#### Data entries
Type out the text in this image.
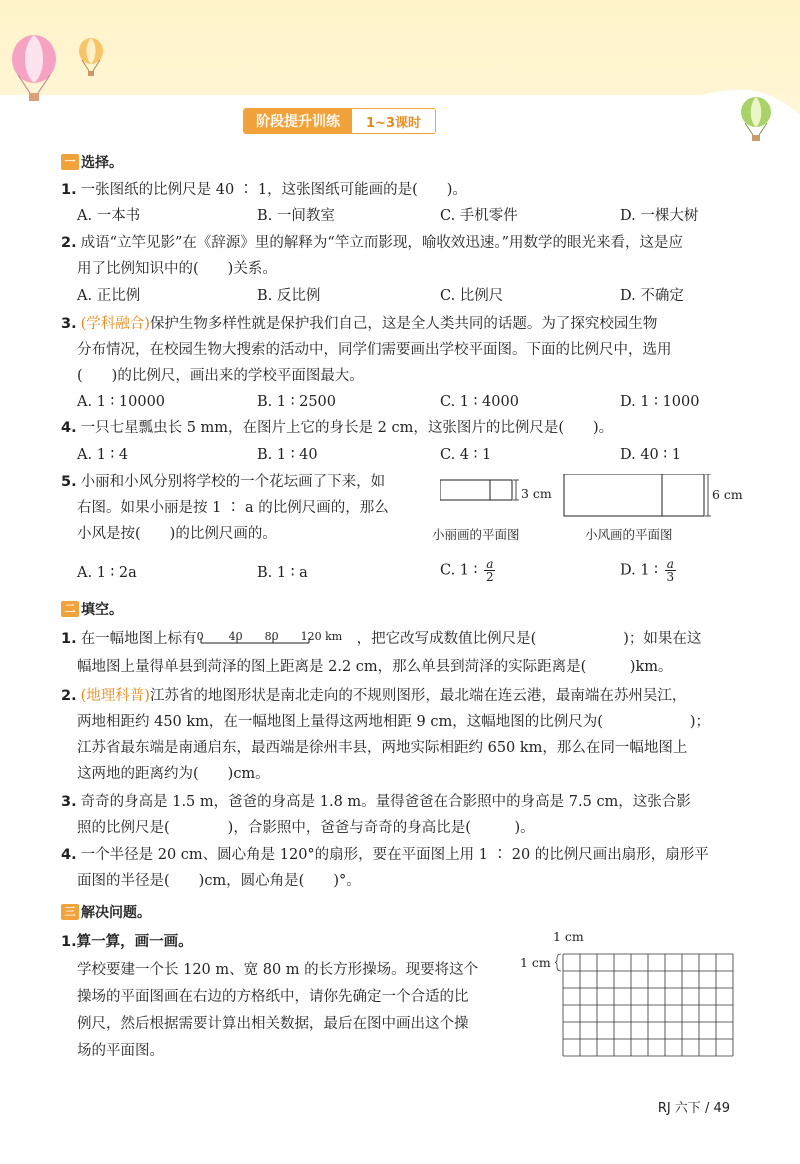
阶段提升训练	1~3课时
一 选择。
1. 一张图纸的比例尺是 40 ∶ 1，这张图纸可能画的是(　　)。
A. 一本书	B. 一间教室	C. 手机零件	D. 一棵大树
2. 成语“立竿见影”在《辞源》里的解释为“竿立而影现，喻收效迅速。”用数学的眼光来看，这是应
用了比例知识中的(　　)关系。
A. 正比例	B. 反比例	C. 比例尺	D. 不确定
3. (学科融合)保护生物多样性就是保护我们自己，这是全人类共同的话题。为了探究校园生物
分布情况，在校园生物大搜索的活动中，同学们需要画出学校平面图。下面的比例尺中，选用
(　　)的比例尺，画出来的学校平面图最大。
A. 1 ∶ 10000	B. 1 ∶ 2500	C. 1 ∶ 4000	D. 1 ∶ 1000
4. 一只七星瓢虫长 5 mm，在图片上它的身长是 2 cm，这张图片的比例尺是(　　)。
A. 1 ∶ 4	B. 1 ∶ 40	C. 4 ∶ 1	D. 40 ∶ 1
5. 小丽和小风分别将学校的一个花坛画了下来，如
右图。如果小丽是按 1 ∶ a 的比例尺画的，那么
小风是按(　　)的比例尺画的。
3 cm	6 cm
小丽画的平面图	小风画的平面图
A. 1 ∶ 2a	B. 1 ∶ a	C. 1 ∶ $\frac{a}{2}$	D. 1 ∶ $\frac{a}{3}$
二 填空。
1. 在一幅地图上标有 0 40 80 120 km ，把它改写成数值比例尺是(　　　　　　)；如果在这
幅地图上量得单县到菏泽的图上距离是 2.2 cm，那么单县到菏泽的实际距离是(　　　)km。
2. (地理科普)江苏省的地图形状是南北走向的不规则图形，最北端在连云港，最南端在苏州吴江，
两地相距约 450 km，在一幅地图上量得这两地相距 9 cm，这幅地图的比例尺为(　　　　　　)；
江苏省最东端是南通启东，最西端是徐州丰县，两地实际相距约 650 km，那么在同一幅地图上
这两地的距离约为(　　)cm。
3. 奇奇的身高是 1.5 m，爸爸的身高是 1.8 m。量得爸爸在合影照中的身高是 7.5 cm，这张合影
照的比例尺是(　　　　)，合影照中，爸爸与奇奇的身高比是(　　　)。
4. 一个半径是 20 cm、圆心角是 120°的扇形，要在平面图上用 1 ∶ 20 的比例尺画出扇形，扇形平
面图的半径是(　　)cm，圆心角是(　　)°。
三 解决问题。
1.算一算，画一画。
学校要建一个长 120 m、宽 80 m 的长方形操场。现要将这个
操场的平面图画在右边的方格纸中，请你先确定一个合适的比
例尺，然后根据需要计算出相关数据，最后在图中画出这个操
场的平面图。
1 cm
1 cm
RJ 六下 / 49
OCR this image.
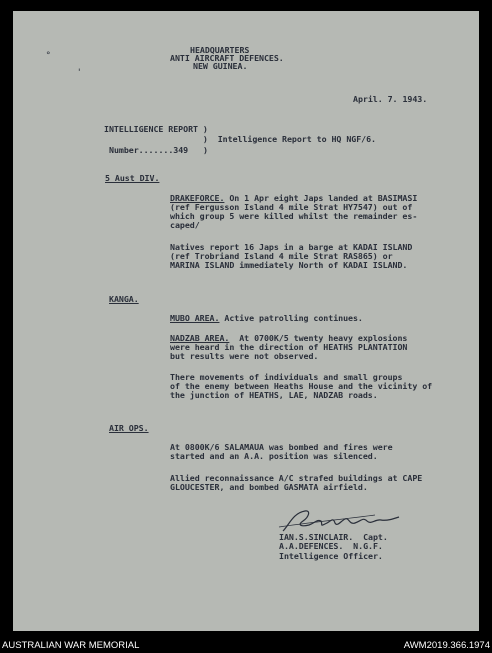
°
'
HEADQUARTERS
ANTI AIRCRAFT DEFENCES.
NEW GUINEA.
April. 7. 1943.
INTELLIGENCE REPORT )
)  Intelligence Report to HQ NGF/6.
Number.......349   )
5 Aust DIV.
DRAKEFORCE. On 1 Apr eight Japs landed at BASIMASI
(ref Fergusson Island 4 mile Strat HY7547) out of
which group 5 were killed whilst the remainder es-
caped/
Natives report 16 Japs in a barge at KADAI ISLAND
(ref Trobriand Island 4 mile Strat RAS865) or
MARINA ISLAND immediately North of KADAI ISLAND.
KANGA.
MUBO AREA. Active patrolling continues.
NADZAB AREA.  At 0700K/5 twenty heavy explosions
were heard in the direction of HEATHS PLANTATION
but results were not observed.
There movements of individuals and small groups
of the enemy between Heaths House and the vicinity of
the junction of HEATHS, LAE, NADZAB roads.
AIR OPS.
At 0800K/6 SALAMAUA was bombed and fires were
started and an A.A. position was silenced.
Allied reconnaissance A/C strafed buildings at CAPE
GLOUCESTER, and bombed GASMATA airfield.
IAN.S.SINCLAIR.  Capt.
A.A.DEFENCES.  N.G.F.
Intelligence Officer.
AUSTRALIAN WAR MEMORIAL	AWM2019.366.1974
########
Show the lines of the material that contain the word "were".

which group 5 were killed whilst the remainder es-
were heard in the direction of HEATHS PLANTATION
but results were not observed.
At 0800K/6 SALAMAUA was bombed and fires were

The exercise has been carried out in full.